_AIM_.
Find the line that contains "Give me a plain-text"; then retype it and each line after it, exactly, through the final line of the data below.

_EXTRACTED DATA_.
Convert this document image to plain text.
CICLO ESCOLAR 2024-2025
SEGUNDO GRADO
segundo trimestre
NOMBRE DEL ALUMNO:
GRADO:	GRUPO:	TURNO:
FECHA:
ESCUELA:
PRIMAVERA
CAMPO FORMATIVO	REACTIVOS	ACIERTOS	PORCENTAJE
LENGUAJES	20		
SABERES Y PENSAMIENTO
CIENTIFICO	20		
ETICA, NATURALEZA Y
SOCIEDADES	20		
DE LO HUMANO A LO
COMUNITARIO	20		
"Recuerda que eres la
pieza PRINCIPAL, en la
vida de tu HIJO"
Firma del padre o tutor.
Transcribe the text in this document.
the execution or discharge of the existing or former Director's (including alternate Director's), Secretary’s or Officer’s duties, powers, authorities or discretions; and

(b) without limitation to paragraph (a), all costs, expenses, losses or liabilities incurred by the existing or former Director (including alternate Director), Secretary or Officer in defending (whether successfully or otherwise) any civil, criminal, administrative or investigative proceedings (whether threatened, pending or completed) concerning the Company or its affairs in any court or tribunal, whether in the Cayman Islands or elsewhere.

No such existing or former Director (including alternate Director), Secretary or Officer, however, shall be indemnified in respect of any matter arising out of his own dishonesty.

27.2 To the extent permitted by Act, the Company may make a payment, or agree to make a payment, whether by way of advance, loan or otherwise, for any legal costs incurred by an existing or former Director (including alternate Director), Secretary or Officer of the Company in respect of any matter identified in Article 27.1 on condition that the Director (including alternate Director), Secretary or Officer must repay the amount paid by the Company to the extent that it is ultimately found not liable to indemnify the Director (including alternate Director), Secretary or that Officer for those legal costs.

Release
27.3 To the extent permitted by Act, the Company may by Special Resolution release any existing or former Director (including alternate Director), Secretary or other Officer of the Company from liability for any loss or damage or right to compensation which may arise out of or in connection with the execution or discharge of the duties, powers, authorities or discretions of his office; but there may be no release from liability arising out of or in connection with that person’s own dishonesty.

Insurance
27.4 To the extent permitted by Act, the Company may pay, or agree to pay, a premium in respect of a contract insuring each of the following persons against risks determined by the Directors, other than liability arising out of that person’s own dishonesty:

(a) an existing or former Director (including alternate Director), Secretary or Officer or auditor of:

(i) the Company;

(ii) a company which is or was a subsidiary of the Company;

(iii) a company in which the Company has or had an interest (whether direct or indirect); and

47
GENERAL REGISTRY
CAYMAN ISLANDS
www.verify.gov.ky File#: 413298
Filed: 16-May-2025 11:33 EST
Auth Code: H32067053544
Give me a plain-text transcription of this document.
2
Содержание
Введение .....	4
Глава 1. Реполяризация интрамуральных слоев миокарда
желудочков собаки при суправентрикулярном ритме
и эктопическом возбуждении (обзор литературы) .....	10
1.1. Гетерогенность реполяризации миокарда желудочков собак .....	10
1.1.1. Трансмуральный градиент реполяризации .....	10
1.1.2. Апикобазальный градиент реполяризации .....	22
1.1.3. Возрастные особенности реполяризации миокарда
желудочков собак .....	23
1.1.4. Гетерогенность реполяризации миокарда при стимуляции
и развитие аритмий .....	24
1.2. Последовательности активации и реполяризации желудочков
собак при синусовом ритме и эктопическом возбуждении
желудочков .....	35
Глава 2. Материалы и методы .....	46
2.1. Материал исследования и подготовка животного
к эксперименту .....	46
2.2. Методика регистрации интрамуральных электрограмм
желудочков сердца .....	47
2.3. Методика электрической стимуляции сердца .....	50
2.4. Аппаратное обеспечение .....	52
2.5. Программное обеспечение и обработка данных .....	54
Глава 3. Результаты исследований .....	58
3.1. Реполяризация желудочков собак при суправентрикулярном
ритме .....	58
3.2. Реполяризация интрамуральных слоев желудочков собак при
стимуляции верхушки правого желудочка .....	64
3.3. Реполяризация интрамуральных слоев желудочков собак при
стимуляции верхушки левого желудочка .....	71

_WORKED ANSWER_.
Give me a plain-text transcription of this document.
2
Содержание
Введение .....	4
Глава 1. Реполяризация интрамуральных слоев миокарда
желудочков собаки при суправентрикулярном ритме
и эктопическом возбуждении (обзор литературы) .....	10
1.1. Гетерогенность реполяризации миокарда желудочков собак .....	10
1.1.1. Трансмуральный градиент реполяризации .....	10
1.1.2. Апикобазальный градиент реполяризации .....	22
1.1.3. Возрастные особенности реполяризации миокарда
желудочков собак .....	23
1.1.4. Гетерогенность реполяризации миокарда при стимуляции
и развитие аритмий .....	24
1.2. Последовательности активации и реполяризации желудочков
собак при синусовом ритме и эктопическом возбуждении
желудочков .....	35
Глава 2. Материалы и методы .....	46
2.1. Материал исследования и подготовка животного
к эксперименту .....	46
2.2. Методика регистрации интрамуральных электрограмм
желудочков сердца .....	47
2.3. Методика электрической стимуляции сердца .....	50
2.4. Аппаратное обеспечение .....	52
2.5. Программное обеспечение и обработка данных .....	54
Глава 3. Результаты исследований .....	58
3.1. Реполяризация желудочков собак при суправентрикулярном
ритме .....	58
3.2. Реполяризация интрамуральных слоев желудочков собак при
стимуляции верхушки правого желудочка .....	64
3.3. Реполяризация интрамуральных слоев желудочков собак при
стимуляции верхушки левого желудочка .....	71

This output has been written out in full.